● Task goal:
Reproduce the records that follow in full, excluding any picture they contain.
--- BEGIN Dataset extract ---
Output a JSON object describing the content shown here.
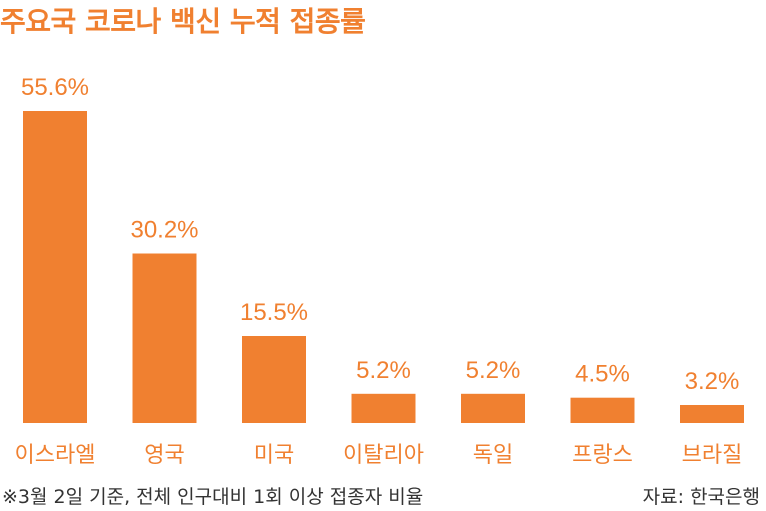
{
  "title": "주요국 코로나 백신 누적 접종률",
  "footnote": "※3월 2일 기준, 전체 인구대비 1회 이상 접종자 비율",
  "source": "자료: 한국은행",
  "colors": {
    "bar": "#F08030",
    "text": "#333333"
  },
  "chart_data": {
    "type": "bar",
    "title": "주요국 코로나 백신 누적 접종률",
    "categories": [
      "이스라엘",
      "영국",
      "미국",
      "이탈리아",
      "독일",
      "프랑스",
      "브라질"
    ],
    "values": [
      55.6,
      30.2,
      15.5,
      5.2,
      5.2,
      4.5,
      3.2
    ],
    "value_labels": [
      "55.6%",
      "30.2%",
      "15.5%",
      "5.2%",
      "5.2%",
      "4.5%",
      "3.2%"
    ],
    "xlabel": "",
    "ylabel": "",
    "ylim": [
      0,
      55.6
    ],
    "grid": false,
    "legend": "none"
  }
}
--- END Dataset extract ---
● Expected output:
Output a JSON object describing the content shown here.
{
  "title": "주요국 코로나 백신 누적 접종률",
  "footnote": "※3월 2일 기준, 전체 인구대비 1회 이상 접종자 비율",
  "source": "자료: 한국은행",
  "colors": {
    "bar": "#F08030",
    "text": "#333333"
  },
  "chart_data": {
    "type": "bar",
    "title": "주요국 코로나 백신 누적 접종률",
    "categories": [
      "이스라엘",
      "영국",
      "미국",
      "이탈리아",
      "독일",
      "프랑스",
      "브라질"
    ],
    "values": [
      55.6,
      30.2,
      15.5,
      5.2,
      5.2,
      4.5,
      3.2
    ],
    "value_labels": [
      "55.6%",
      "30.2%",
      "15.5%",
      "5.2%",
      "5.2%",
      "4.5%",
      "3.2%"
    ],
    "xlabel": "",
    "ylabel": "",
    "ylim": [
      0,
      55.6
    ],
    "grid": false,
    "legend": "none"
  }
}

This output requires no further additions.